Request:
Find the line that contains "Read all visible text" in the entries below. Restate it and every line after it, word for word, with no pictures.

##############################

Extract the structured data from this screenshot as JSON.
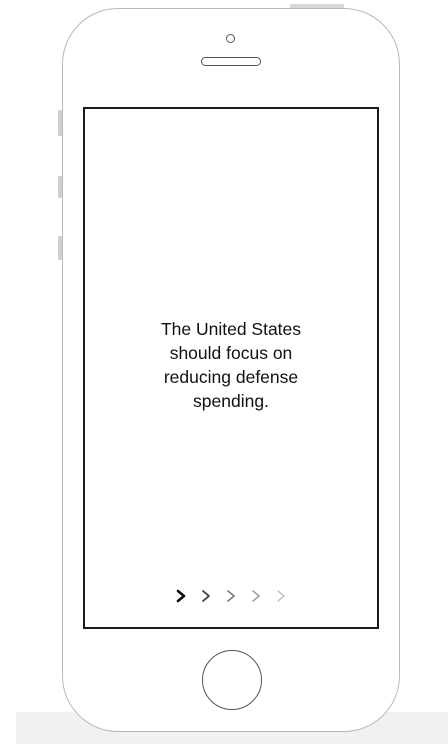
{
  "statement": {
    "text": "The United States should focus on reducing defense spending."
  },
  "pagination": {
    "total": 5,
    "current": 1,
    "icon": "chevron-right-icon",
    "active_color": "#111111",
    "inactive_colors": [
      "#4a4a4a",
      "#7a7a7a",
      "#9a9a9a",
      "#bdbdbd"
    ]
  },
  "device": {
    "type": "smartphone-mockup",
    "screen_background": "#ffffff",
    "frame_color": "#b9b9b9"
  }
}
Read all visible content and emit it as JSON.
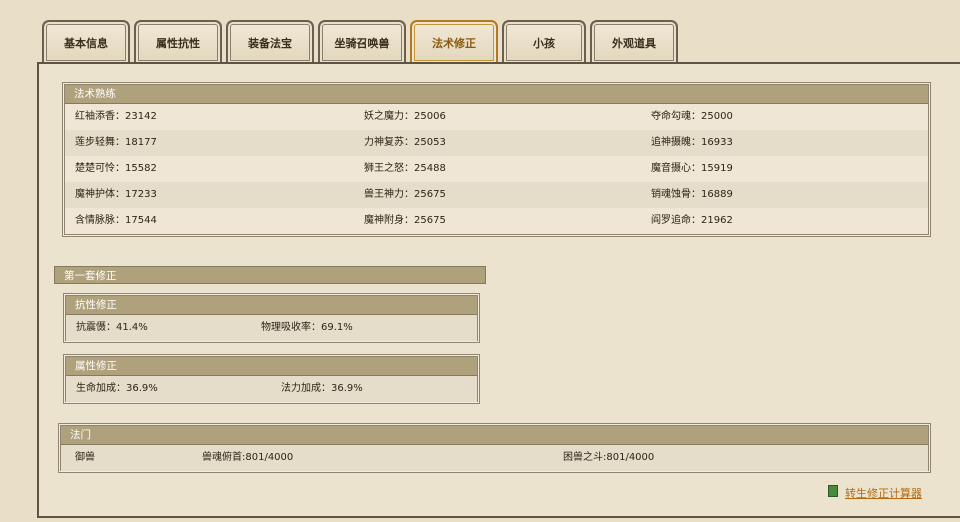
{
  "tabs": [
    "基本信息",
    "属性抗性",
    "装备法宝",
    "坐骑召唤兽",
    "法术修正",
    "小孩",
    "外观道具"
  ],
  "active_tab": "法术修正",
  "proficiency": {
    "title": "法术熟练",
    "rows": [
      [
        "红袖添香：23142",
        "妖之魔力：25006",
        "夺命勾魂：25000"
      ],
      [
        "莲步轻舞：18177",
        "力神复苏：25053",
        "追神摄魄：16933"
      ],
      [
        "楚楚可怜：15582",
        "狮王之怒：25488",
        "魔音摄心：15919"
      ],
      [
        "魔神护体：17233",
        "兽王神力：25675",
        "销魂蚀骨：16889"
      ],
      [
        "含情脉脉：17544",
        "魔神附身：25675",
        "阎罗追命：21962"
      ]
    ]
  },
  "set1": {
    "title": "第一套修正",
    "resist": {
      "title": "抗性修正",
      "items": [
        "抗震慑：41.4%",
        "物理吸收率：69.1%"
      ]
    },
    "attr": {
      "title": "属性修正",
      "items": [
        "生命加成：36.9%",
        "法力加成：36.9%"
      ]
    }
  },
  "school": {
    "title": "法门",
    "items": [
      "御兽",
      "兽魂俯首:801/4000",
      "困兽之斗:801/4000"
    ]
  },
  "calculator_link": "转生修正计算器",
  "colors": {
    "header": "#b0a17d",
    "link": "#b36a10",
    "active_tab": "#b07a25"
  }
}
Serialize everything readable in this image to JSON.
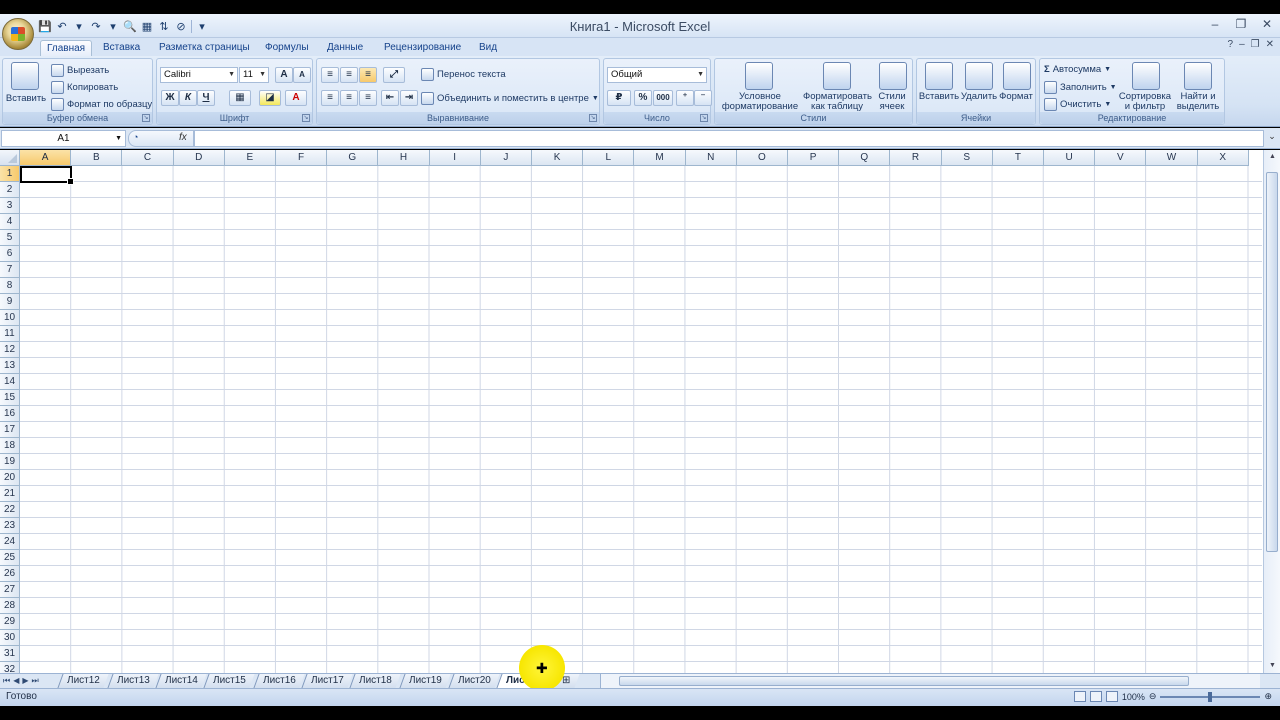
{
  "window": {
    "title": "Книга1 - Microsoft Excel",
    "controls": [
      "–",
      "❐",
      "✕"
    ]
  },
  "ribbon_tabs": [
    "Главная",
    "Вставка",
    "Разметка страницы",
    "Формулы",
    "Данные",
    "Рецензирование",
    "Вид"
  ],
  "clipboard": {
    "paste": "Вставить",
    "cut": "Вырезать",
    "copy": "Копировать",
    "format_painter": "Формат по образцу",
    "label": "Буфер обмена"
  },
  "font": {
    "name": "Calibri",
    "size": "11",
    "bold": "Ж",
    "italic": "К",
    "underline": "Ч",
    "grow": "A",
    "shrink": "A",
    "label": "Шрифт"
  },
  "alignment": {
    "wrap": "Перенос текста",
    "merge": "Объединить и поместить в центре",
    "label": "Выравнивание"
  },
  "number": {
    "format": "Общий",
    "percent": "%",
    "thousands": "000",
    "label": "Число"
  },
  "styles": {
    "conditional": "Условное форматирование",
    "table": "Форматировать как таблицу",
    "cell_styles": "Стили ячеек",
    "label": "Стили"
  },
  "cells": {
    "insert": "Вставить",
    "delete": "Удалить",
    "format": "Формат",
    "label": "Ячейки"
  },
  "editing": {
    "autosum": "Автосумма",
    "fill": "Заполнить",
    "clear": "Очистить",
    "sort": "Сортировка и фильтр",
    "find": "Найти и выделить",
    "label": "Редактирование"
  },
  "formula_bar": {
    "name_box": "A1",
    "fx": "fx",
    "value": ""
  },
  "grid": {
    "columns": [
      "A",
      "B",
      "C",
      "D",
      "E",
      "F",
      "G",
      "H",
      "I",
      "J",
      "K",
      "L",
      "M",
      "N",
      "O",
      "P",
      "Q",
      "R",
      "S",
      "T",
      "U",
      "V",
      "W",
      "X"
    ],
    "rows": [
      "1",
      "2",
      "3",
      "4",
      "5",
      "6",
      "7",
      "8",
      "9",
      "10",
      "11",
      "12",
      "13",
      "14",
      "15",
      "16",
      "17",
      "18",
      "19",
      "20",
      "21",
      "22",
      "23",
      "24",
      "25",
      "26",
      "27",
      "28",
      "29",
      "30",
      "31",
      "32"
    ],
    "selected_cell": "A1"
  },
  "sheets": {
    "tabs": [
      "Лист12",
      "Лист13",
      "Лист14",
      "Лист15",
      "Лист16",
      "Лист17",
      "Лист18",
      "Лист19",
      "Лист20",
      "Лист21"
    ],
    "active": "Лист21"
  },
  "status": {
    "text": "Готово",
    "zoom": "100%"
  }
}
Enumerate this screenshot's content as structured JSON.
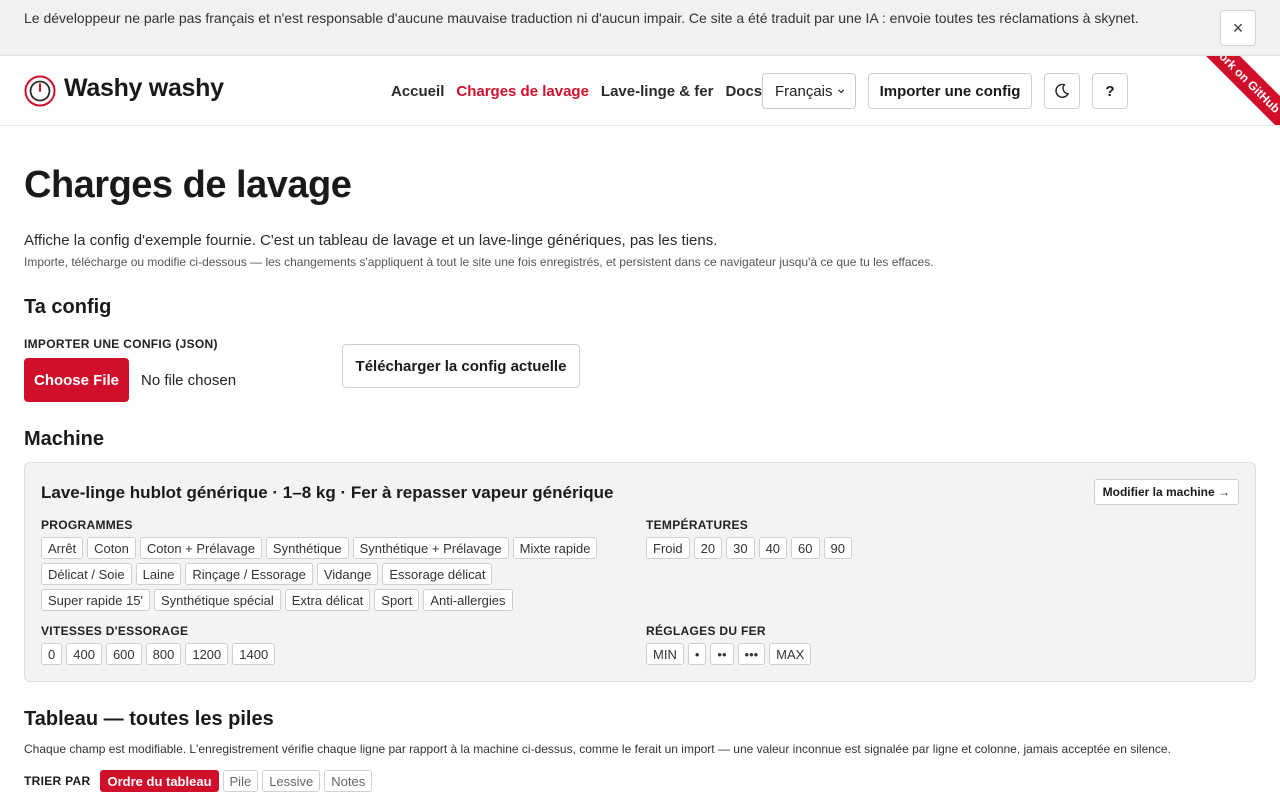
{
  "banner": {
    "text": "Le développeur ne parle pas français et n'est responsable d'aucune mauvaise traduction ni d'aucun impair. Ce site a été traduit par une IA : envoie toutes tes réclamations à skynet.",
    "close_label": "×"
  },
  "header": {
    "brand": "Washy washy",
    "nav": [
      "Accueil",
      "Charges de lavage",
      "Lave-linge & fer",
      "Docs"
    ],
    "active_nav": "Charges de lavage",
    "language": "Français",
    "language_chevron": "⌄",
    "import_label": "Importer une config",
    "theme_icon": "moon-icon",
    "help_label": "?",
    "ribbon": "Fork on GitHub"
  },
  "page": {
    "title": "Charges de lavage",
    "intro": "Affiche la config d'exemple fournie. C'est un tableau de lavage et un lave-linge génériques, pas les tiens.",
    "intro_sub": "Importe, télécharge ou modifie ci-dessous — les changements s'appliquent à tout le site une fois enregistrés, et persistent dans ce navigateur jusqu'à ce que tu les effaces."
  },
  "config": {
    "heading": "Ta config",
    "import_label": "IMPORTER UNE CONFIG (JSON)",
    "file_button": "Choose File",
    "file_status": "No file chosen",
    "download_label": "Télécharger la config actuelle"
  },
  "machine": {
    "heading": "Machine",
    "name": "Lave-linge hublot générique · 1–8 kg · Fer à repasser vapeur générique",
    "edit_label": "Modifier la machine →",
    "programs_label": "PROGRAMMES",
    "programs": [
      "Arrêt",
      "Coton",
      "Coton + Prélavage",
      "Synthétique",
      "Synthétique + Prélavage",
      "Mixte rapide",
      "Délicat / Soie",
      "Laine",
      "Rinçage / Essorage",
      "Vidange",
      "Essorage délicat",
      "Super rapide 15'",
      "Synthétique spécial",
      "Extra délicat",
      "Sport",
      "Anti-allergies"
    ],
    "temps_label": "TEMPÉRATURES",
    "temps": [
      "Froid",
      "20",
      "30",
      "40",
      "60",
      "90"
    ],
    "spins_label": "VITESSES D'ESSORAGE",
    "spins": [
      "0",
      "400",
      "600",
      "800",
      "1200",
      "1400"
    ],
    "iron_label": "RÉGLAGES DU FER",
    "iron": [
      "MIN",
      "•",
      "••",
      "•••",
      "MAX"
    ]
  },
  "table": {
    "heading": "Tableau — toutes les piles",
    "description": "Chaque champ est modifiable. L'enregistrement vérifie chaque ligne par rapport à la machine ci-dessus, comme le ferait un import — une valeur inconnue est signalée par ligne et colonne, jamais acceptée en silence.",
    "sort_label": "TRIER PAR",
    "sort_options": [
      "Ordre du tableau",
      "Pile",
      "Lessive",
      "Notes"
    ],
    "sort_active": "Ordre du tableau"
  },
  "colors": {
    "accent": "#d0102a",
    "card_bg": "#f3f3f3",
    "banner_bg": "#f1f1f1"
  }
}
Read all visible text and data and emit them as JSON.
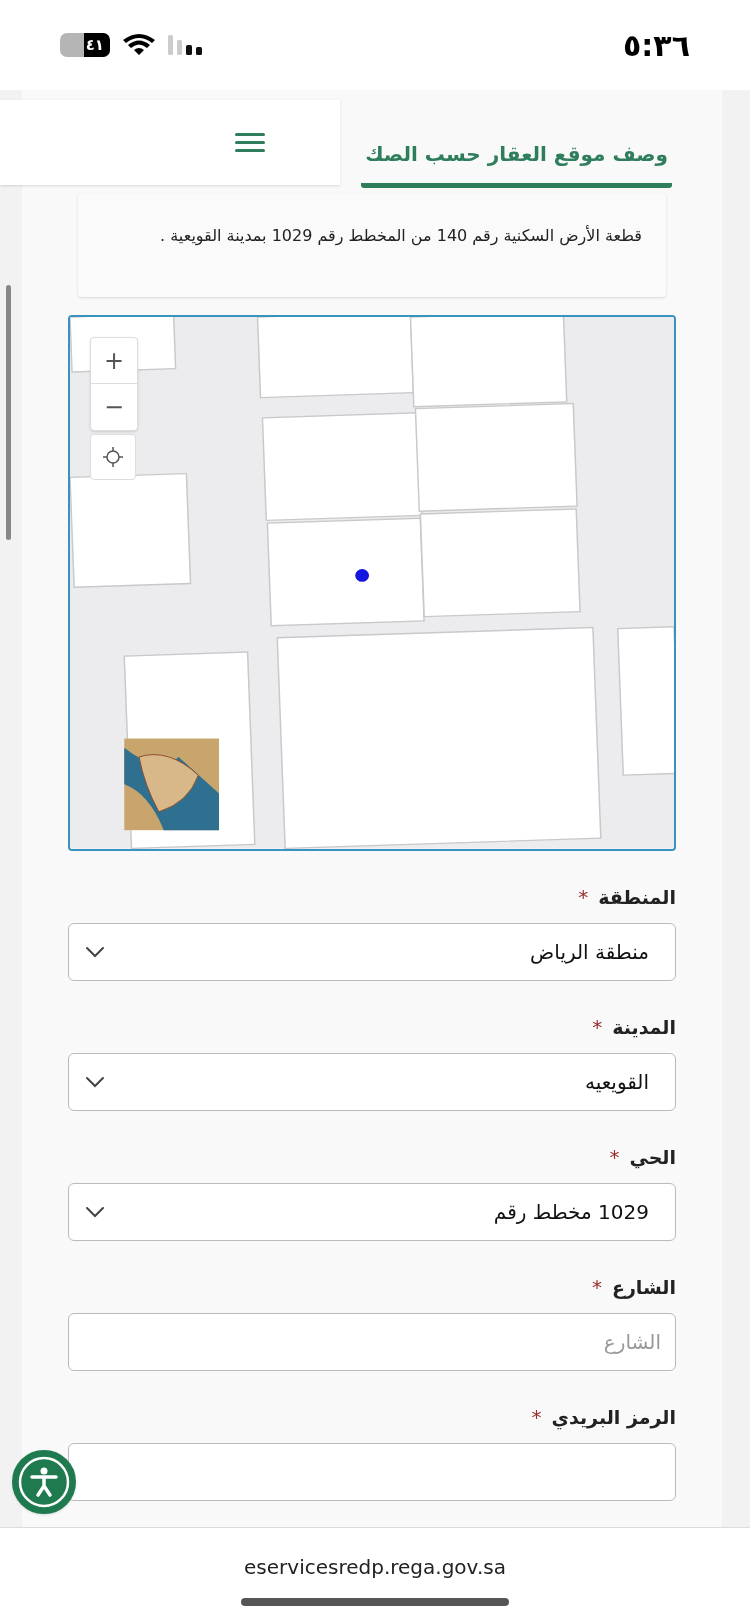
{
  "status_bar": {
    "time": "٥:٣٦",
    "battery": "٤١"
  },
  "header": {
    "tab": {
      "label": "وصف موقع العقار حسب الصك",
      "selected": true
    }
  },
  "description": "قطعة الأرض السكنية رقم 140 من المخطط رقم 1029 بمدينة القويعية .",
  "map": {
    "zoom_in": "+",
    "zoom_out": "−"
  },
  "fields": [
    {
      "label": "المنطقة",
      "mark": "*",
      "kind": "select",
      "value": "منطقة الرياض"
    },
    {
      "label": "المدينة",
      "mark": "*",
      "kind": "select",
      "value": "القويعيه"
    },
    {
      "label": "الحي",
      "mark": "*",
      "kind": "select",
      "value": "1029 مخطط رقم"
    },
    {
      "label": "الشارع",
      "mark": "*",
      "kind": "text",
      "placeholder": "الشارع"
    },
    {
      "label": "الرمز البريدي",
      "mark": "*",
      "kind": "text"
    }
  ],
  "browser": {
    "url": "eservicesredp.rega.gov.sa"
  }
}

##############################

Result of this task:
Read all visible text and data and emit them as JSON.
{
  "status_bar": {
    "time": "٥:٣٦",
    "battery": "٤١"
  },
  "header": {
    "tab": {
      "label": "وصف موقع العقار حسب الصك",
      "selected": true
    }
  },
  "description": "قطعة الأرض السكنية رقم 140 من المخطط رقم 1029 بمدينة القويعية .",
  "map": {
    "zoom_in": "+",
    "zoom_out": "−"
  },
  "fields": [
    {
      "label": "المنطقة",
      "mark": "*",
      "kind": "select",
      "value": "منطقة الرياض"
    },
    {
      "label": "المدينة",
      "mark": "*",
      "kind": "select",
      "value": "القويعيه"
    },
    {
      "label": "الحي",
      "mark": "*",
      "kind": "select",
      "value": "1029 مخطط رقم"
    },
    {
      "label": "الشارع",
      "mark": "*",
      "kind": "text",
      "placeholder": "الشارع"
    },
    {
      "label": "الرمز البريدي",
      "mark": "*",
      "kind": "text"
    }
  ],
  "browser": {
    "url": "eservicesredp.rega.gov.sa"
  }
}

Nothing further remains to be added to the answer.